# Rows:
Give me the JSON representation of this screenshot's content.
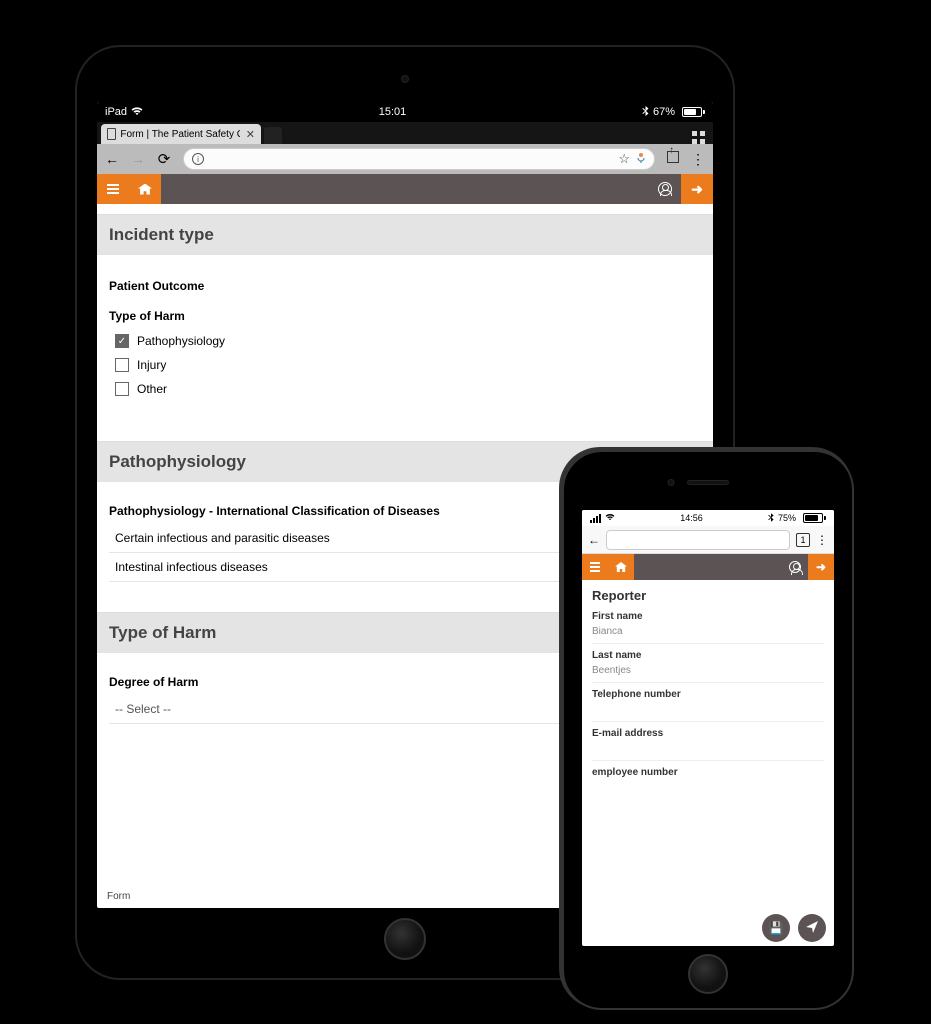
{
  "ipad": {
    "status": {
      "carrier": "iPad",
      "time": "15:01",
      "battery_pct": "67%",
      "battery_level": 67
    },
    "browser": {
      "tab_title": "Form | The Patient Safety Co",
      "tab_count_icon": "1"
    },
    "app": {
      "accent": "#EB7B1C"
    },
    "form": {
      "section_incident_type": "Incident type",
      "patient_outcome_label": "Patient Outcome",
      "type_of_harm_label": "Type of Harm",
      "harm_options": [
        {
          "label": "Pathophysiology",
          "checked": true
        },
        {
          "label": "Injury",
          "checked": false
        },
        {
          "label": "Other",
          "checked": false
        }
      ],
      "section_pathophysiology": "Pathophysiology",
      "classification_label": "Pathophysiology - International Classification of Diseases",
      "classification_items": [
        "Certain infectious and parasitic diseases",
        "Intestinal infectious diseases"
      ],
      "section_type_of_harm": "Type of Harm",
      "degree_of_harm_label": "Degree of Harm",
      "degree_of_harm_placeholder": "-- Select --",
      "footer": "Form"
    }
  },
  "iphone": {
    "status": {
      "time": "14:56",
      "battery_pct": "75%",
      "battery_level": 75
    },
    "browser": {
      "tab_count": "1"
    },
    "form": {
      "section_reporter": "Reporter",
      "fields": {
        "first_name_label": "First name",
        "first_name_value": "Bianca",
        "last_name_label": "Last name",
        "last_name_value": "Beentjes",
        "telephone_label": "Telephone number",
        "telephone_value": "",
        "email_label": "E-mail address",
        "email_value": "",
        "employee_label": "employee number",
        "employee_value": ""
      }
    }
  }
}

# Job:
Output each line exactly; omit every picture.

# Exercise solution:
Give me the JSON representation of this screenshot's content.
{
  "ipad": {
    "status": {
      "carrier": "iPad",
      "time": "15:01",
      "battery_pct": "67%",
      "battery_level": 67
    },
    "browser": {
      "tab_title": "Form | The Patient Safety Co",
      "tab_count_icon": "1"
    },
    "app": {
      "accent": "#EB7B1C"
    },
    "form": {
      "section_incident_type": "Incident type",
      "patient_outcome_label": "Patient Outcome",
      "type_of_harm_label": "Type of Harm",
      "harm_options": [
        {
          "label": "Pathophysiology",
          "checked": true
        },
        {
          "label": "Injury",
          "checked": false
        },
        {
          "label": "Other",
          "checked": false
        }
      ],
      "section_pathophysiology": "Pathophysiology",
      "classification_label": "Pathophysiology - International Classification of Diseases",
      "classification_items": [
        "Certain infectious and parasitic diseases",
        "Intestinal infectious diseases"
      ],
      "section_type_of_harm": "Type of Harm",
      "degree_of_harm_label": "Degree of Harm",
      "degree_of_harm_placeholder": "-- Select --",
      "footer": "Form"
    }
  },
  "iphone": {
    "status": {
      "time": "14:56",
      "battery_pct": "75%",
      "battery_level": 75
    },
    "browser": {
      "tab_count": "1"
    },
    "form": {
      "section_reporter": "Reporter",
      "fields": {
        "first_name_label": "First name",
        "first_name_value": "Bianca",
        "last_name_label": "Last name",
        "last_name_value": "Beentjes",
        "telephone_label": "Telephone number",
        "telephone_value": "",
        "email_label": "E-mail address",
        "email_value": "",
        "employee_label": "employee number",
        "employee_value": ""
      }
    }
  }
}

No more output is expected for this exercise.